• [Task objective]: Within the material below, find each line bearing the word "power" and present it.

--- Start of Dataset entries ---

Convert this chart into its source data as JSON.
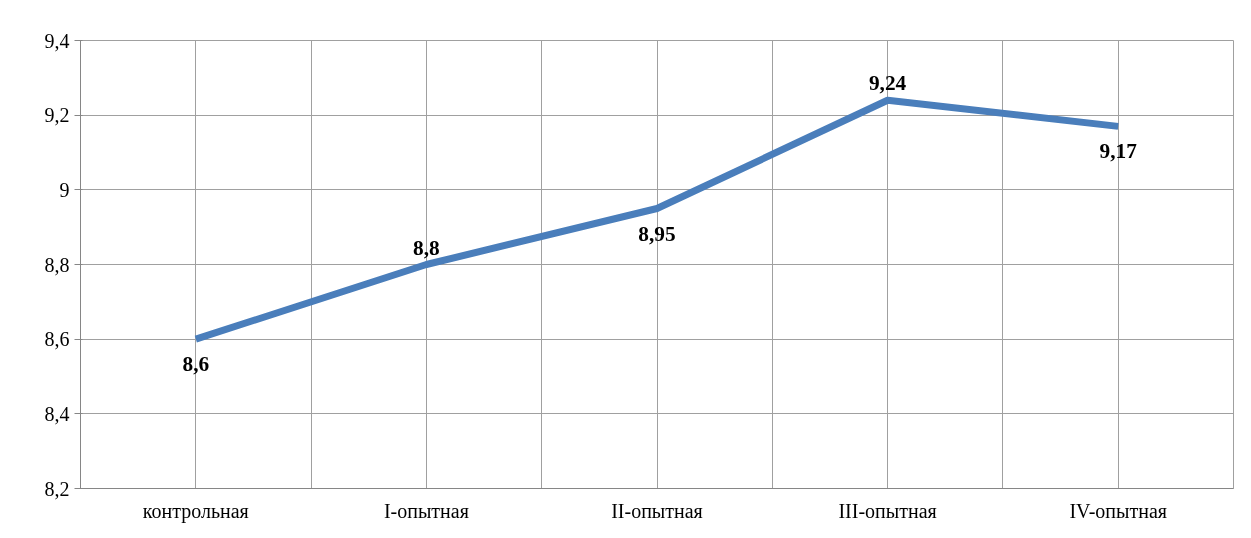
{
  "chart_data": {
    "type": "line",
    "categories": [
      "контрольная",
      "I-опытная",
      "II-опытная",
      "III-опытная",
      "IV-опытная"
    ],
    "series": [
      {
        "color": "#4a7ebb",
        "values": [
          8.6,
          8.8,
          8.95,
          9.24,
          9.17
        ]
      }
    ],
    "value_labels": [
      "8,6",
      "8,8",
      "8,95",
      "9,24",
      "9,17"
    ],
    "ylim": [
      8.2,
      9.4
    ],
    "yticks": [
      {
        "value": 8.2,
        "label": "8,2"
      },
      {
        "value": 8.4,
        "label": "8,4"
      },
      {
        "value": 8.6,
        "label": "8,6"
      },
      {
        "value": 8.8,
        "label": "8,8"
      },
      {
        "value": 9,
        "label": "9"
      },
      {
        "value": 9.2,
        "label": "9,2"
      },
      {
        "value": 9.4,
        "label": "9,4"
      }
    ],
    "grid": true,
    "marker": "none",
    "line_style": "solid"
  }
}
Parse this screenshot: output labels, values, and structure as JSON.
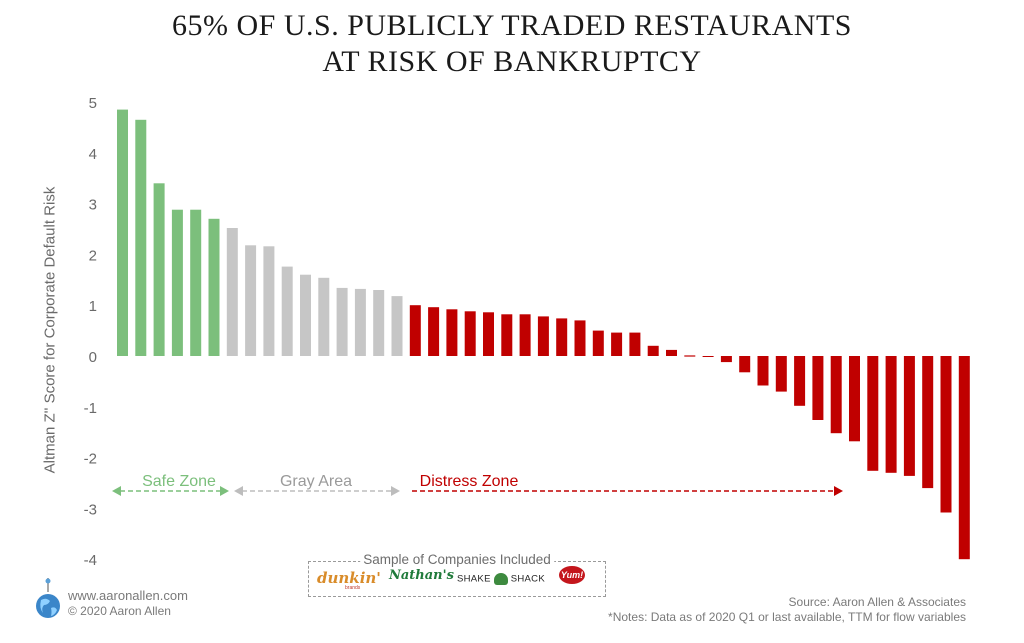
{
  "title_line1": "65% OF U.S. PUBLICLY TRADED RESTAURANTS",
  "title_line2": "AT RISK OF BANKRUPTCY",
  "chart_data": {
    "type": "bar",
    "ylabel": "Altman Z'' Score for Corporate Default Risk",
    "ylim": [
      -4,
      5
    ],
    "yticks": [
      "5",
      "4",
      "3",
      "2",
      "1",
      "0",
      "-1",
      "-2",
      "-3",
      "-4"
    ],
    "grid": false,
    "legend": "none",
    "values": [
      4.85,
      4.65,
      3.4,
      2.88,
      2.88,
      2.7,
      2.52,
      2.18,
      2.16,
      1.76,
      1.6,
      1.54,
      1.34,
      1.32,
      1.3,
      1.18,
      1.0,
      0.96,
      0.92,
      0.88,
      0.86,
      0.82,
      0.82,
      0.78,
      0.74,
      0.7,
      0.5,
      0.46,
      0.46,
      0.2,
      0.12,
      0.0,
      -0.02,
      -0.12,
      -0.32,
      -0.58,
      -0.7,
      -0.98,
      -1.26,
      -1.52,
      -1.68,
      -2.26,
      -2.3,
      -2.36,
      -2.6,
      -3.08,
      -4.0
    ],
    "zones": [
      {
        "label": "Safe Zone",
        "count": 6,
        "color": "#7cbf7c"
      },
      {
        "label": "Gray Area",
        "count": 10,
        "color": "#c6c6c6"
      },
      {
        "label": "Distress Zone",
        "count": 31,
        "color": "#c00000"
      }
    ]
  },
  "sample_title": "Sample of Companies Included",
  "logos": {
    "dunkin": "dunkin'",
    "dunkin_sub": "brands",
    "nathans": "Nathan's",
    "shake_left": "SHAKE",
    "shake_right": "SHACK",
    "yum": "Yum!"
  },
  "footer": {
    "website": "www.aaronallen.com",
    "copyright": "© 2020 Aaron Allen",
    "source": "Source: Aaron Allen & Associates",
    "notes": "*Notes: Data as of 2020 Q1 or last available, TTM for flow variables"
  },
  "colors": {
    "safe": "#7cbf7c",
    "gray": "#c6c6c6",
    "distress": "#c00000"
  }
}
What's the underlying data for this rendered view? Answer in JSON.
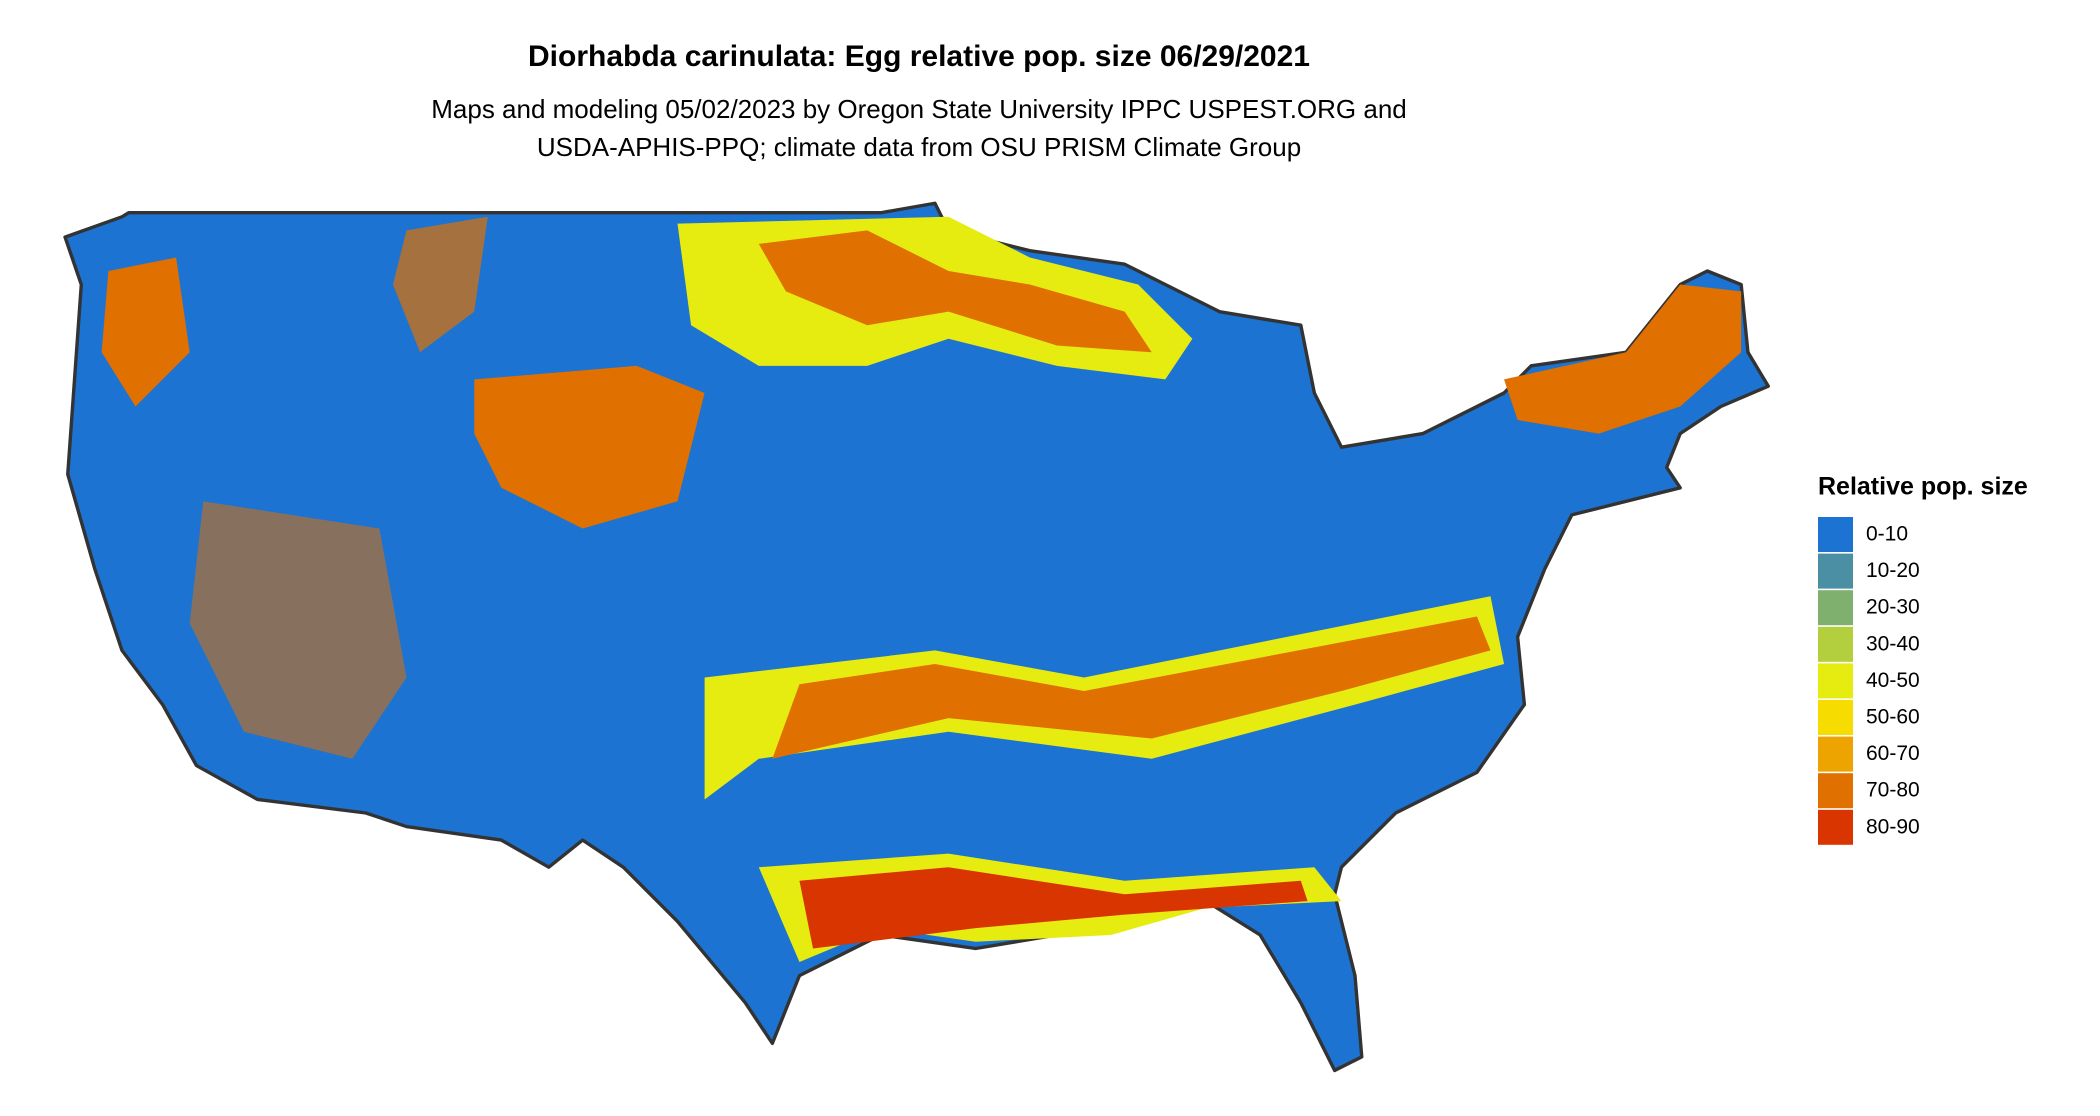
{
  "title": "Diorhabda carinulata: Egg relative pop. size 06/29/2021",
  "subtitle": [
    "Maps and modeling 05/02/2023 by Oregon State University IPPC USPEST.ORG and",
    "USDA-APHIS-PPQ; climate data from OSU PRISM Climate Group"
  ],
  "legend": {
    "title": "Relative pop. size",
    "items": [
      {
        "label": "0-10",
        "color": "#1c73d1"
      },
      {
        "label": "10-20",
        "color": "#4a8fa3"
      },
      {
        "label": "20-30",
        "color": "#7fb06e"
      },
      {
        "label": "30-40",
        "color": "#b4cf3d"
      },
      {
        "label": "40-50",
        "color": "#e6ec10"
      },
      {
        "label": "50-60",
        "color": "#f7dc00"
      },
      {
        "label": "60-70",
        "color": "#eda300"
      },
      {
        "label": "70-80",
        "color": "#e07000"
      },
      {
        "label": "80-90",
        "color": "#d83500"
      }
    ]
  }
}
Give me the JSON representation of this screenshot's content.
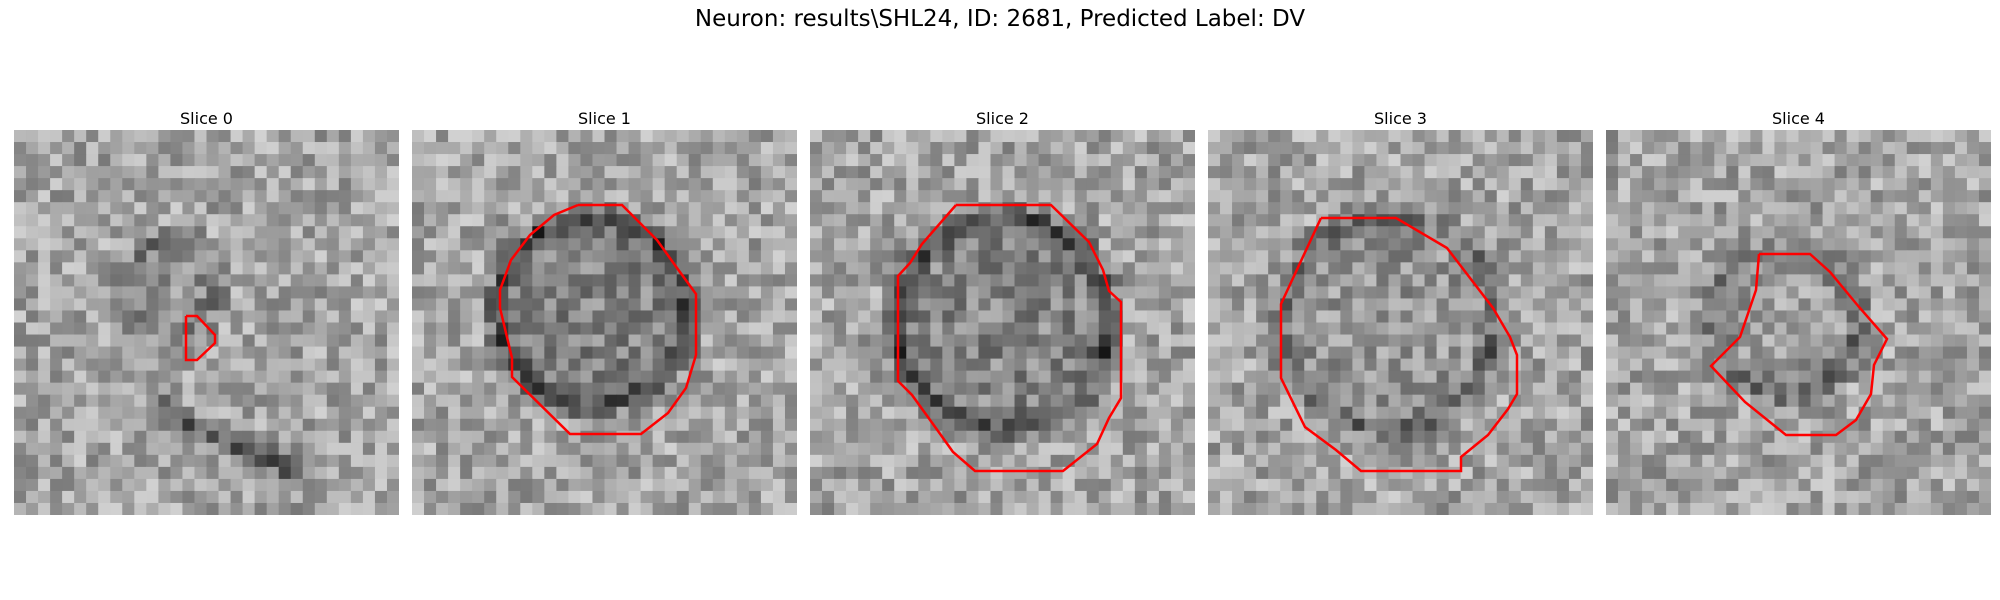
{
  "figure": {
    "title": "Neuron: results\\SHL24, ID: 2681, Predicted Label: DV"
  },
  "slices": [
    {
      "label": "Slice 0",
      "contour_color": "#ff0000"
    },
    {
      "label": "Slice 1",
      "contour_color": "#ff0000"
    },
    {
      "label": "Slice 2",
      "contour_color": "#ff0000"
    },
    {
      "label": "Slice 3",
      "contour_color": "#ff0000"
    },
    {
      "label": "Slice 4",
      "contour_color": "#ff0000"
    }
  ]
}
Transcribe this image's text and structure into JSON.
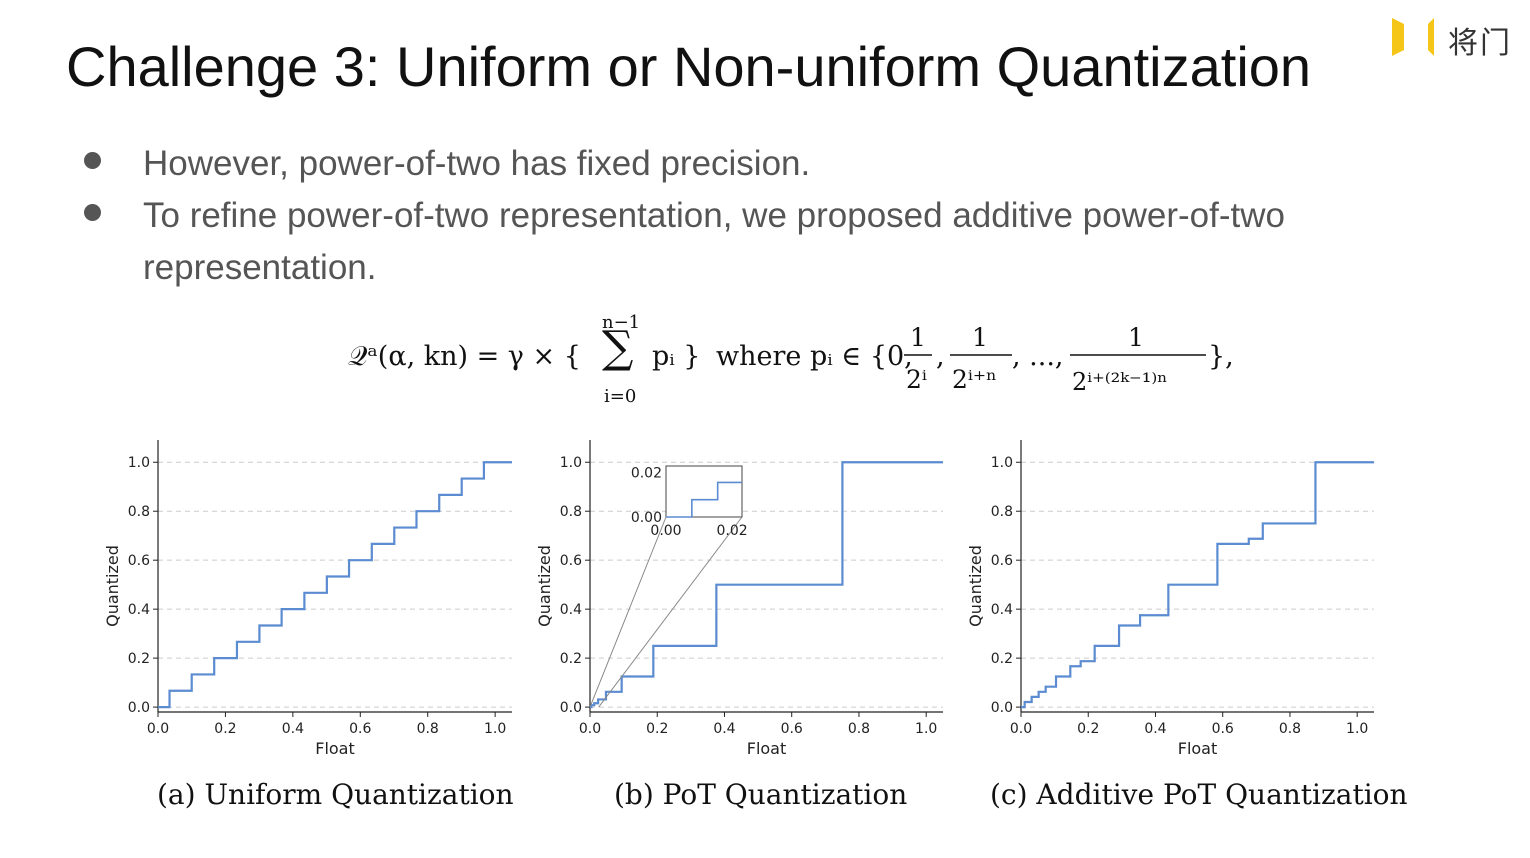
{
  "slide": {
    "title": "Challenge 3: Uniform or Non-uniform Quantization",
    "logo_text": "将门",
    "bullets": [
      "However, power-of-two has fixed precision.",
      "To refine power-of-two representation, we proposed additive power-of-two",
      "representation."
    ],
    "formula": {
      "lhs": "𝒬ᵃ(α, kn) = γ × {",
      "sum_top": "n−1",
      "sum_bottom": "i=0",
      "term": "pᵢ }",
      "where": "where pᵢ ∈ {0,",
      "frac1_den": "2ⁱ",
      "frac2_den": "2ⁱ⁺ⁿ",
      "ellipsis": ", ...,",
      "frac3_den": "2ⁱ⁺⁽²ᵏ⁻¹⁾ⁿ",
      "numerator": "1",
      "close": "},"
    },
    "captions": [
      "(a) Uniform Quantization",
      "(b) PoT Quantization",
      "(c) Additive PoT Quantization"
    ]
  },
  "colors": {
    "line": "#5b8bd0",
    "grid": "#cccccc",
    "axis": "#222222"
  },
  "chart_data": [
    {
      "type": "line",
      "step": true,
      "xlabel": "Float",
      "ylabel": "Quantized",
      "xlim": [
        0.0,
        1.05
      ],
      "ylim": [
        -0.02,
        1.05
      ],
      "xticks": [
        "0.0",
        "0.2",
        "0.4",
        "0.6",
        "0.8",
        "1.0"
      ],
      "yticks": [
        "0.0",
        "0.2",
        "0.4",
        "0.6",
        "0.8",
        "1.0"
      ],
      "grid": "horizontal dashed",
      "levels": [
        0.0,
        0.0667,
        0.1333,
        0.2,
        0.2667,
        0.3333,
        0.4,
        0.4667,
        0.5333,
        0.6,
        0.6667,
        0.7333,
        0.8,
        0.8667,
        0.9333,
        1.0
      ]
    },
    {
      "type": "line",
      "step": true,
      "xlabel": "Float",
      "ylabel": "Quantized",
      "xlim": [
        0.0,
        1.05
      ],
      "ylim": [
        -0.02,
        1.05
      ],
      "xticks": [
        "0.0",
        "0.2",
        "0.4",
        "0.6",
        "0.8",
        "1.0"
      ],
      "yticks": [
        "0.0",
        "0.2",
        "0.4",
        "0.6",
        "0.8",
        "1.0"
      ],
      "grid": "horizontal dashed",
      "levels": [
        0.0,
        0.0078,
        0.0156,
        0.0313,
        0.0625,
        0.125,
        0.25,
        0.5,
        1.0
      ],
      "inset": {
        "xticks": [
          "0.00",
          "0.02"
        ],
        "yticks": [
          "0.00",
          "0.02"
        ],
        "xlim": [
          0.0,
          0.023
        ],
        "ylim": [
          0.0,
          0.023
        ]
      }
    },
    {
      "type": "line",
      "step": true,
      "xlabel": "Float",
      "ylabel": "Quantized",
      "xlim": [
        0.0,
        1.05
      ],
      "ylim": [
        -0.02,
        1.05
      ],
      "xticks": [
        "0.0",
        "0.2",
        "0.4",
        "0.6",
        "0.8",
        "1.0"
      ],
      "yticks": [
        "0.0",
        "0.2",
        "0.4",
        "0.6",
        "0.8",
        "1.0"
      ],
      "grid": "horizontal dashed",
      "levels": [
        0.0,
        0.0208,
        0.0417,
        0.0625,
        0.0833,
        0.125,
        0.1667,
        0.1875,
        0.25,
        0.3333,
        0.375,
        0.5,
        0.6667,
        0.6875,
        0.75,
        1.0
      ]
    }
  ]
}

--- End of Dataset entries ---

• [Written response]:
      "However, power-of-two has fixed precision.",
      "To refine power-of-two representation, we proposed additive power-of-two",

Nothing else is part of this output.